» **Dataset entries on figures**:
------

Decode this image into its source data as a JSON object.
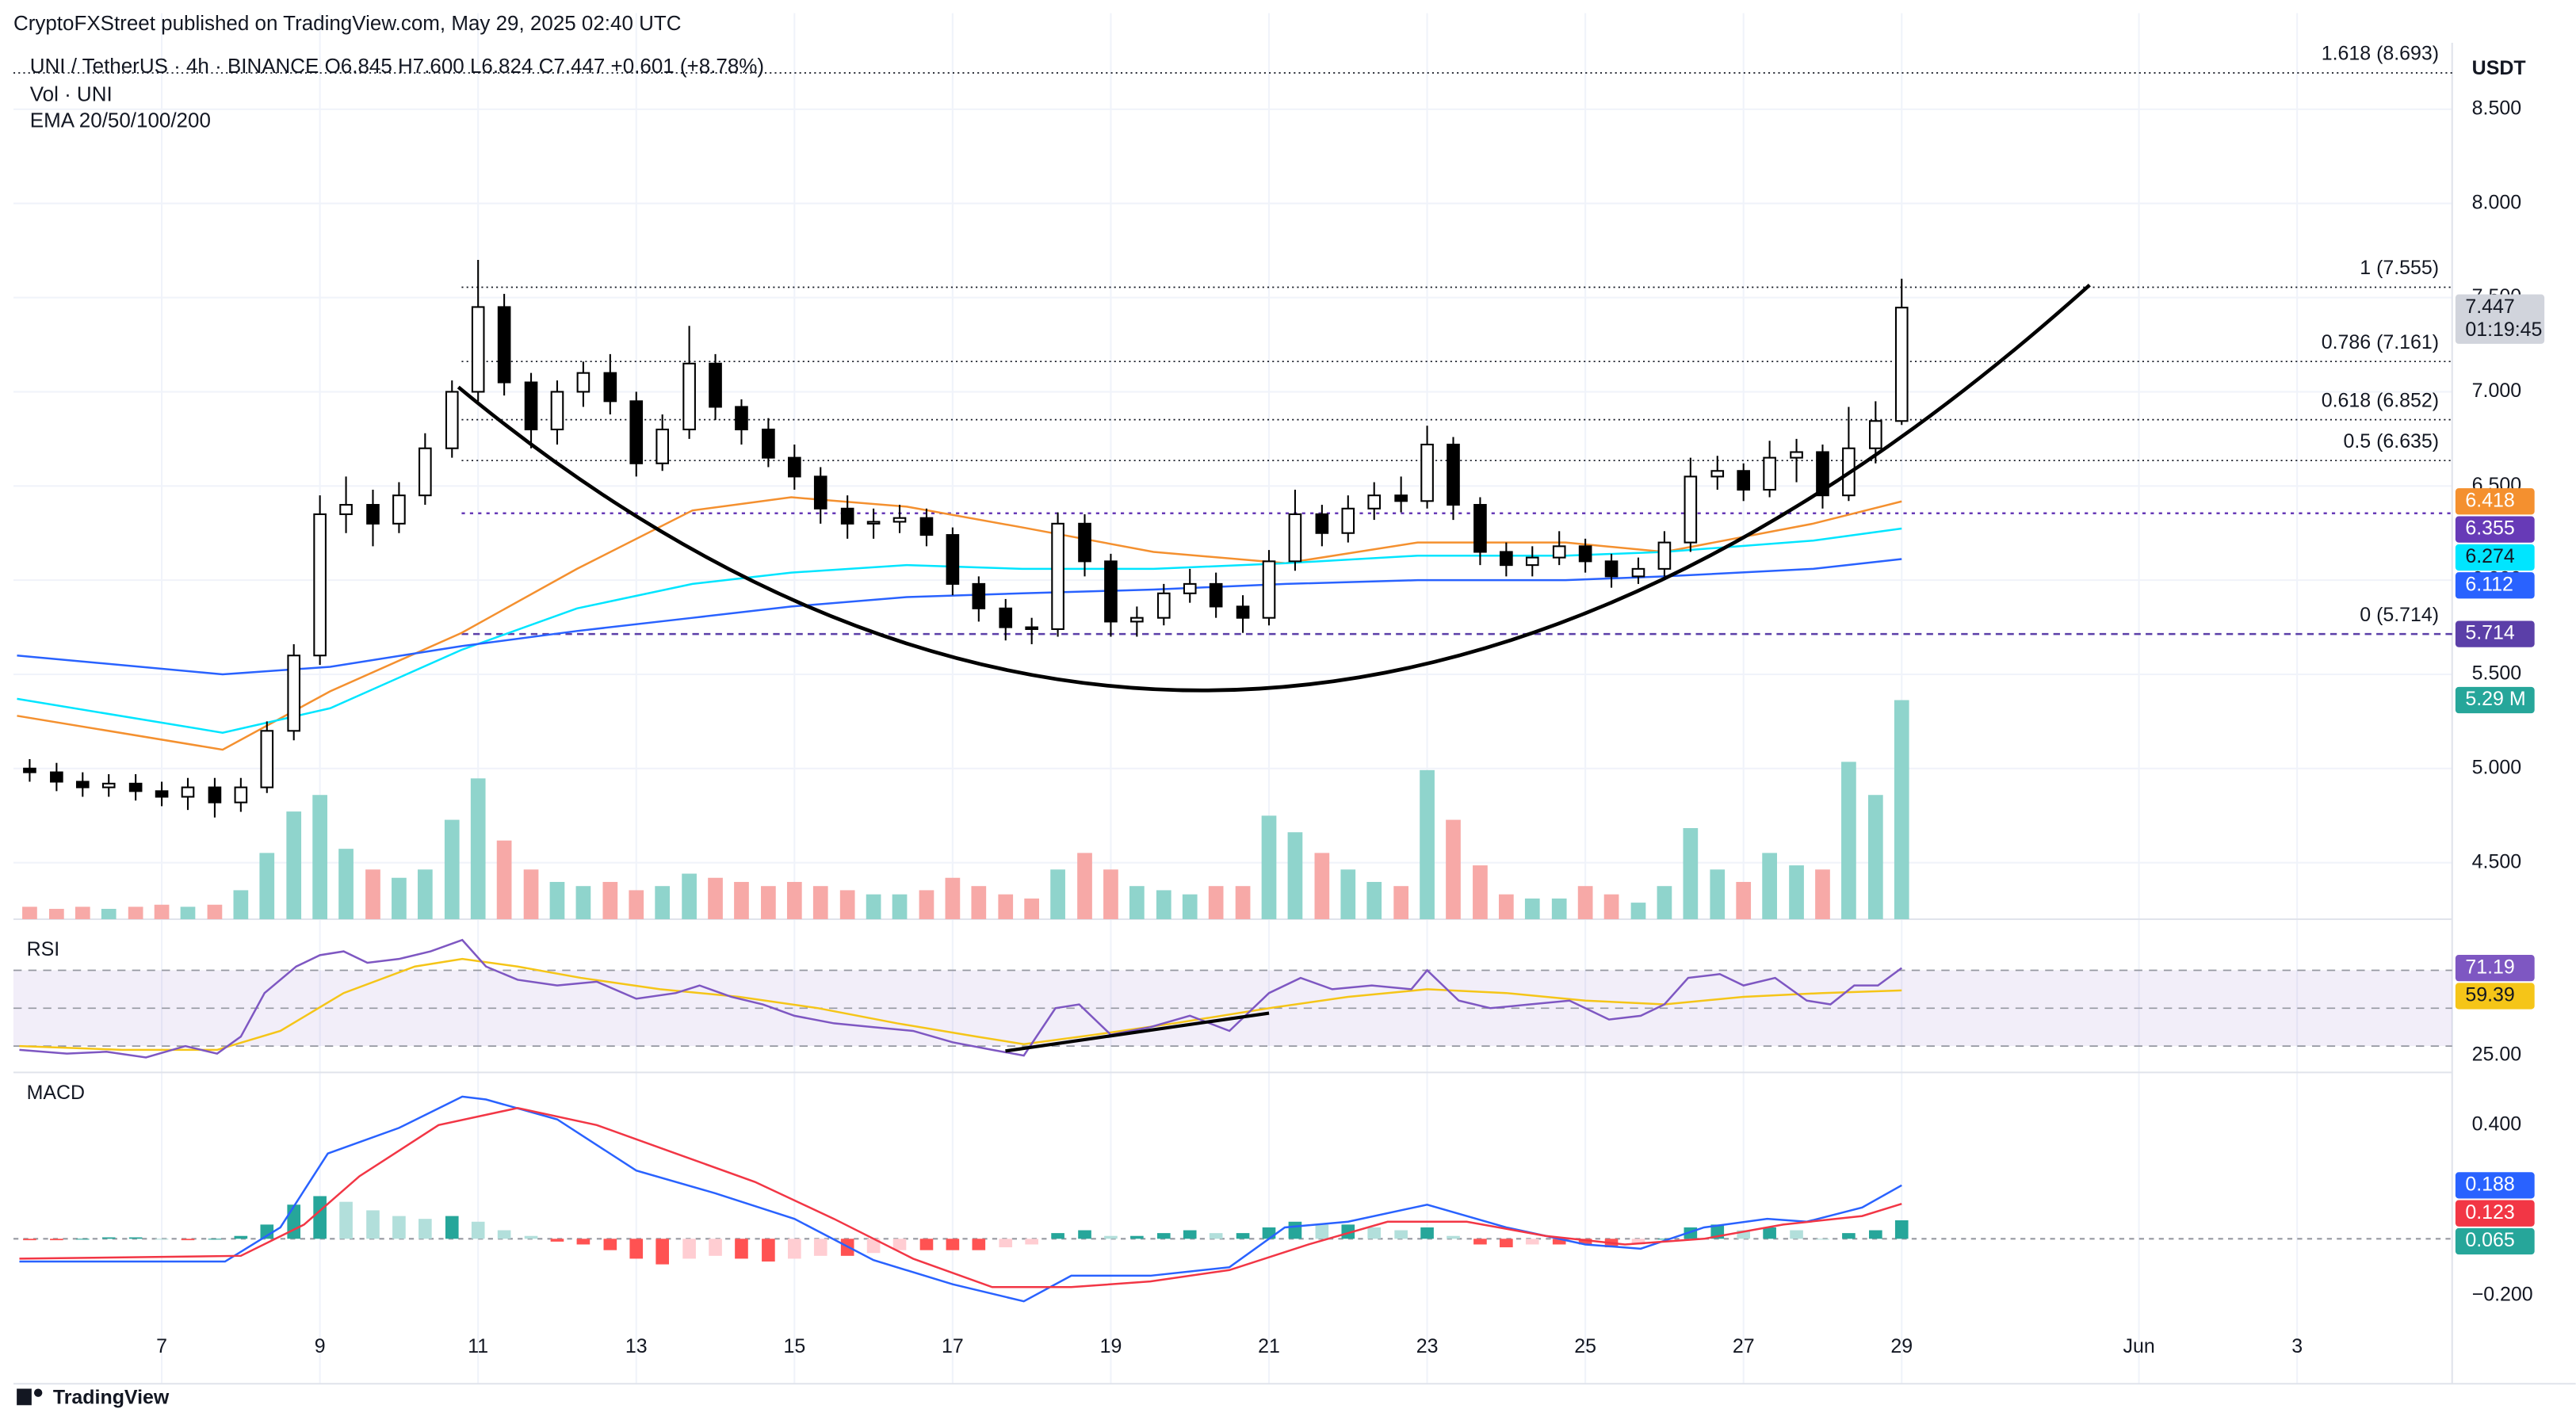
{
  "header": {
    "publisher": "CryptoFXStreet published on TradingView.com, May 29, 2025 02:40 UTC",
    "symbol_line": "UNI / TetherUS · 4h · BINANCE  O6.845  H7.600  L6.824  C7.447  +0.601 (+8.78%)",
    "vol_label": "Vol · UNI",
    "ema_label": "EMA 20/50/100/200",
    "brand": "TradingView"
  },
  "chart_data": [
    {
      "type": "candlestick",
      "unit": "USDT",
      "xlim": [
        5.125,
        35.96
      ],
      "xticks": [
        7,
        9,
        11,
        13,
        15,
        17,
        19,
        21,
        23,
        25,
        27,
        29,
        {
          "value": 32,
          "label": "Jun"
        },
        {
          "value": 34,
          "label": "3"
        }
      ],
      "ylim": [
        4.2,
        9.01
      ],
      "yticks": [
        {
          "value": 4.5,
          "label": "4.500"
        },
        {
          "value": 5,
          "label": "5.000"
        },
        {
          "value": 5.5,
          "label": "5.500"
        },
        {
          "value": 6,
          "label": "6.000"
        },
        {
          "value": 6.5,
          "label": "6.500"
        },
        {
          "value": 7,
          "label": "7.000"
        },
        {
          "value": 7.5,
          "label": "7.500"
        },
        {
          "value": 8,
          "label": "8.000"
        },
        {
          "value": 8.5,
          "label": "8.500"
        }
      ],
      "grid": true,
      "up_color": "#ffffff",
      "down_color": "#000000",
      "x": [
        5.33,
        5.67,
        6,
        6.33,
        6.67,
        7,
        7.33,
        7.67,
        8,
        8.33,
        8.67,
        9,
        9.33,
        9.67,
        10,
        10.33,
        10.67,
        11,
        11.33,
        11.67,
        12,
        12.33,
        12.67,
        13,
        13.33,
        13.67,
        14,
        14.33,
        14.67,
        15,
        15.33,
        15.67,
        16,
        16.33,
        16.67,
        17,
        17.33,
        17.67,
        18,
        18.33,
        18.67,
        19,
        19.33,
        19.67,
        20,
        20.33,
        20.67,
        21,
        21.33,
        21.67,
        22,
        22.33,
        22.67,
        23,
        23.33,
        23.67,
        24,
        24.33,
        24.67,
        25,
        25.33,
        25.67,
        26,
        26.33,
        26.67,
        27,
        27.33,
        27.67,
        28,
        28.33,
        28.67,
        29
      ],
      "open": [
        5.0,
        4.98,
        4.93,
        4.9,
        4.92,
        4.88,
        4.85,
        4.9,
        4.82,
        4.9,
        5.2,
        5.6,
        6.35,
        6.4,
        6.3,
        6.45,
        6.7,
        7.0,
        7.45,
        7.05,
        6.8,
        7.0,
        7.1,
        6.95,
        6.62,
        6.8,
        7.15,
        6.92,
        6.8,
        6.65,
        6.55,
        6.38,
        6.3,
        6.31,
        6.33,
        6.24,
        5.98,
        5.85,
        5.75,
        5.74,
        6.3,
        6.1,
        5.78,
        5.8,
        5.93,
        5.98,
        5.86,
        5.8,
        6.1,
        6.35,
        6.25,
        6.38,
        6.45,
        6.42,
        6.72,
        6.4,
        6.15,
        6.08,
        6.12,
        6.18,
        6.1,
        6.02,
        6.06,
        6.2,
        6.55,
        6.58,
        6.48,
        6.65,
        6.68,
        6.45,
        6.7,
        6.845
      ],
      "high": [
        5.05,
        5.03,
        4.98,
        4.97,
        4.97,
        4.93,
        4.95,
        4.95,
        4.95,
        5.25,
        5.66,
        6.45,
        6.55,
        6.48,
        6.52,
        6.78,
        7.06,
        7.7,
        7.52,
        7.1,
        7.06,
        7.16,
        7.2,
        7.0,
        6.88,
        7.35,
        7.2,
        6.96,
        6.86,
        6.72,
        6.6,
        6.45,
        6.38,
        6.4,
        6.38,
        6.28,
        6.02,
        5.9,
        5.8,
        6.36,
        6.35,
        6.14,
        5.86,
        5.98,
        6.06,
        6.04,
        5.92,
        6.16,
        6.48,
        6.4,
        6.45,
        6.52,
        6.55,
        6.82,
        6.76,
        6.44,
        6.2,
        6.18,
        6.26,
        6.22,
        6.14,
        6.12,
        6.26,
        6.65,
        6.66,
        6.62,
        6.74,
        6.75,
        6.72,
        6.92,
        6.95,
        7.6
      ],
      "low": [
        4.93,
        4.88,
        4.85,
        4.85,
        4.83,
        4.8,
        4.78,
        4.74,
        4.77,
        4.87,
        5.15,
        5.55,
        6.25,
        6.18,
        6.25,
        6.4,
        6.65,
        6.95,
        6.98,
        6.7,
        6.72,
        6.92,
        6.88,
        6.55,
        6.58,
        6.75,
        6.85,
        6.72,
        6.6,
        6.48,
        6.3,
        6.22,
        6.22,
        6.25,
        6.18,
        5.92,
        5.78,
        5.68,
        5.66,
        5.7,
        6.02,
        5.7,
        5.7,
        5.76,
        5.88,
        5.8,
        5.72,
        5.76,
        6.05,
        6.18,
        6.2,
        6.32,
        6.36,
        6.38,
        6.32,
        6.08,
        6.02,
        6.02,
        6.08,
        6.04,
        5.96,
        5.98,
        6.02,
        6.15,
        6.48,
        6.42,
        6.44,
        6.52,
        6.38,
        6.42,
        6.62,
        6.824
      ],
      "close": [
        4.98,
        4.93,
        4.9,
        4.92,
        4.88,
        4.85,
        4.9,
        4.82,
        4.9,
        5.2,
        5.6,
        6.35,
        6.4,
        6.3,
        6.45,
        6.7,
        7.0,
        7.45,
        7.05,
        6.8,
        7.0,
        7.1,
        6.95,
        6.62,
        6.8,
        7.15,
        6.92,
        6.8,
        6.65,
        6.55,
        6.38,
        6.3,
        6.31,
        6.33,
        6.24,
        5.98,
        5.85,
        5.75,
        5.74,
        6.3,
        6.1,
        5.78,
        5.8,
        5.93,
        5.98,
        5.86,
        5.8,
        6.1,
        6.35,
        6.25,
        6.38,
        6.45,
        6.42,
        6.72,
        6.4,
        6.15,
        6.08,
        6.12,
        6.18,
        6.1,
        6.02,
        6.06,
        6.2,
        6.55,
        6.58,
        6.48,
        6.65,
        6.68,
        6.45,
        6.7,
        6.845,
        7.447
      ],
      "volume": [
        0.3,
        0.25,
        0.3,
        0.25,
        0.3,
        0.35,
        0.3,
        0.35,
        0.7,
        1.6,
        2.6,
        3.0,
        1.7,
        1.2,
        1.0,
        1.2,
        2.4,
        3.4,
        1.9,
        1.2,
        0.9,
        0.8,
        0.9,
        0.7,
        0.8,
        1.1,
        1.0,
        0.9,
        0.8,
        0.9,
        0.8,
        0.7,
        0.6,
        0.6,
        0.7,
        1.0,
        0.8,
        0.6,
        0.5,
        1.2,
        1.6,
        1.2,
        0.8,
        0.7,
        0.6,
        0.8,
        0.8,
        2.5,
        2.1,
        1.6,
        1.2,
        0.9,
        0.8,
        3.6,
        2.4,
        1.3,
        0.6,
        0.5,
        0.5,
        0.8,
        0.6,
        0.4,
        0.8,
        2.2,
        1.2,
        0.9,
        1.6,
        1.3,
        1.2,
        3.8,
        3.0,
        5.29
      ],
      "volume_label": "5.29 M",
      "volume_up_color": "#8fd4cc",
      "volume_down_color": "#f7a9a7",
      "last_price_color": "#d1d4dc",
      "countdown": "01:19:45",
      "ema": [
        {
          "color": "#f4902f",
          "label_text_color": "#ffffff",
          "x": [
            5.17,
            7.77,
            9.13,
            10.79,
            12.25,
            13.71,
            14.96,
            16.42,
            17.88,
            19.54,
            21.21,
            22.88,
            24.75,
            26.0,
            27.88,
            29.0
          ],
          "values": [
            5.28,
            5.1,
            5.41,
            5.72,
            6.06,
            6.37,
            6.44,
            6.39,
            6.28,
            6.15,
            6.09,
            6.2,
            6.2,
            6.15,
            6.3,
            6.418
          ]
        },
        {
          "color": "#00e5ff",
          "label_text_color": "#131722",
          "x": [
            5.17,
            7.77,
            9.13,
            10.79,
            12.25,
            13.71,
            14.96,
            16.42,
            17.88,
            19.54,
            21.21,
            22.88,
            24.75,
            26.0,
            27.88,
            29.0
          ],
          "values": [
            5.37,
            5.19,
            5.32,
            5.63,
            5.85,
            5.98,
            6.04,
            6.08,
            6.06,
            6.06,
            6.09,
            6.13,
            6.13,
            6.15,
            6.21,
            6.274
          ]
        },
        {
          "color": "#2962ff",
          "label_text_color": "#ffffff",
          "x": [
            5.17,
            7.77,
            9.13,
            10.79,
            12.25,
            13.71,
            14.96,
            16.42,
            17.88,
            19.54,
            21.21,
            22.88,
            24.75,
            26.0,
            27.88,
            29.0
          ],
          "values": [
            5.6,
            5.5,
            5.54,
            5.65,
            5.73,
            5.8,
            5.86,
            5.91,
            5.93,
            5.95,
            5.98,
            6.0,
            6.0,
            6.02,
            6.06,
            6.112
          ]
        }
      ],
      "hline": {
        "value": 6.355,
        "color": "#673ab7"
      },
      "fib_levels": [
        {
          "label": "1.618 (8.693)",
          "value": 8.693
        },
        {
          "label": "1 (7.555)",
          "value": 7.555
        },
        {
          "label": "0.786 (7.161)",
          "value": 7.161
        },
        {
          "label": "0.618 (6.852)",
          "value": 6.852
        },
        {
          "label": "0.5 (6.635)",
          "value": 6.635
        },
        {
          "label": "0 (5.714)",
          "value": 5.714,
          "color": "#5b3fa8"
        }
      ]
    },
    {
      "type": "line",
      "title": "RSI",
      "ylim": [
        18.7,
        93.5
      ],
      "yticks": [
        {
          "value": 25,
          "label": "25.00"
        }
      ],
      "levels": [
        30,
        50,
        70
      ],
      "band_color": "#7e57c2",
      "series": [
        {
          "color": "#7e57c2",
          "x": [
            5.2,
            5.8,
            6.3,
            6.8,
            7.3,
            7.7,
            8.0,
            8.3,
            8.7,
            9.0,
            9.3,
            9.6,
            10.0,
            10.4,
            10.8,
            11.1,
            11.5,
            12.0,
            12.5,
            13.0,
            13.5,
            13.8,
            14.2,
            14.6,
            15.0,
            15.5,
            16.0,
            16.5,
            17.0,
            17.5,
            17.9,
            18.3,
            18.6,
            19.0,
            19.5,
            20.0,
            20.5,
            21.0,
            21.4,
            21.8,
            22.3,
            22.8,
            23.0,
            23.4,
            23.8,
            24.3,
            24.8,
            25.3,
            25.7,
            26.0,
            26.3,
            26.7,
            27.0,
            27.4,
            27.8,
            28.1,
            28.4,
            28.7,
            29.0
          ],
          "values": [
            28,
            26,
            27,
            24,
            30,
            26,
            35,
            58,
            72,
            78,
            80,
            74,
            76,
            80,
            86,
            72,
            65,
            62,
            64,
            55,
            58,
            62,
            56,
            52,
            46,
            42,
            40,
            38,
            32,
            28,
            25,
            50,
            52,
            36,
            40,
            46,
            38,
            58,
            66,
            60,
            62,
            60,
            70,
            54,
            50,
            52,
            54,
            44,
            46,
            52,
            66,
            68,
            62,
            66,
            54,
            52,
            62,
            62,
            71.19
          ]
        },
        {
          "color": "#f5c518",
          "x": [
            5.2,
            6.5,
            7.7,
            8.5,
            9.3,
            10.2,
            10.8,
            11.5,
            12.3,
            13.3,
            14.3,
            15.3,
            16.3,
            17.3,
            17.9,
            18.8,
            19.8,
            21.0,
            22.0,
            23.0,
            24.0,
            25.0,
            26.0,
            27.0,
            28.0,
            29.0
          ],
          "values": [
            30,
            28,
            28,
            38,
            58,
            72,
            76,
            72,
            66,
            60,
            56,
            50,
            42,
            35,
            31,
            36,
            42,
            50,
            56,
            60,
            58,
            54,
            52,
            56,
            58,
            59.39
          ]
        }
      ]
    },
    {
      "type": "macd",
      "title": "MACD",
      "ylim": [
        -0.481,
        0.562
      ],
      "yticks": [
        {
          "value": 0.4,
          "label": "0.400"
        },
        {
          "value": 0,
          "label": "0.000"
        },
        {
          "value": -0.2,
          "label": "−0.200"
        }
      ],
      "series": [
        {
          "color": "#2962ff",
          "x": [
            5.2,
            7.8,
            8.5,
            9.1,
            10,
            10.8,
            11.1,
            12,
            13,
            14,
            15,
            16,
            17,
            17.9,
            18.5,
            19.5,
            20.5,
            21.2,
            22,
            23,
            24,
            25,
            25.7,
            26.5,
            27.3,
            27.8,
            28.5,
            29
          ],
          "values": [
            -0.08,
            -0.08,
            0.04,
            0.3,
            0.39,
            0.5,
            0.49,
            0.42,
            0.24,
            0.16,
            0.07,
            -0.075,
            -0.16,
            -0.22,
            -0.13,
            -0.13,
            -0.1,
            0.04,
            0.06,
            0.12,
            0.04,
            -0.02,
            -0.035,
            0.04,
            0.07,
            0.06,
            0.11,
            0.188
          ]
        },
        {
          "color": "#f23645",
          "x": [
            5.2,
            8,
            8.8,
            9.5,
            10.5,
            11.5,
            12.5,
            13.5,
            14.5,
            15.5,
            16.5,
            17.5,
            18.5,
            19.5,
            20.5,
            21.5,
            22.5,
            23.5,
            24.5,
            25.5,
            26.5,
            27.5,
            28.5,
            29
          ],
          "values": [
            -0.07,
            -0.06,
            0.05,
            0.22,
            0.4,
            0.46,
            0.4,
            0.3,
            0.2,
            0.07,
            -0.07,
            -0.17,
            -0.17,
            -0.15,
            -0.11,
            -0.02,
            0.06,
            0.06,
            0.01,
            -0.02,
            0.0,
            0.05,
            0.08,
            0.123
          ]
        }
      ],
      "histogram": {
        "colors": {
          "up_strong": "#26a69a",
          "up_weak": "#b2dfdb",
          "down_strong": "#ff5252",
          "down_weak": "#ffcdd2"
        },
        "values": [
          -0.005,
          -0.005,
          0,
          0.005,
          0.005,
          0,
          -0.005,
          0,
          0.01,
          0.05,
          0.12,
          0.15,
          0.13,
          0.1,
          0.08,
          0.07,
          0.08,
          0.06,
          0.03,
          0.01,
          -0.01,
          -0.02,
          -0.04,
          -0.07,
          -0.09,
          -0.07,
          -0.06,
          -0.07,
          -0.08,
          -0.07,
          -0.06,
          -0.06,
          -0.05,
          -0.04,
          -0.04,
          -0.04,
          -0.04,
          -0.03,
          -0.02,
          0.02,
          0.03,
          0.01,
          0.01,
          0.02,
          0.03,
          0.02,
          0.02,
          0.04,
          0.06,
          0.05,
          0.05,
          0.04,
          0.03,
          0.04,
          0.01,
          -0.02,
          -0.03,
          -0.02,
          -0.02,
          -0.02,
          -0.03,
          -0.02,
          0,
          0.04,
          0.05,
          0.03,
          0.04,
          0.03,
          0,
          0.02,
          0.03,
          0.065
        ]
      }
    }
  ]
}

------

Return every line containing "type".

» **Finished answer**:
      "type": "candlestick",
      "type": "line",
      "type": "macd",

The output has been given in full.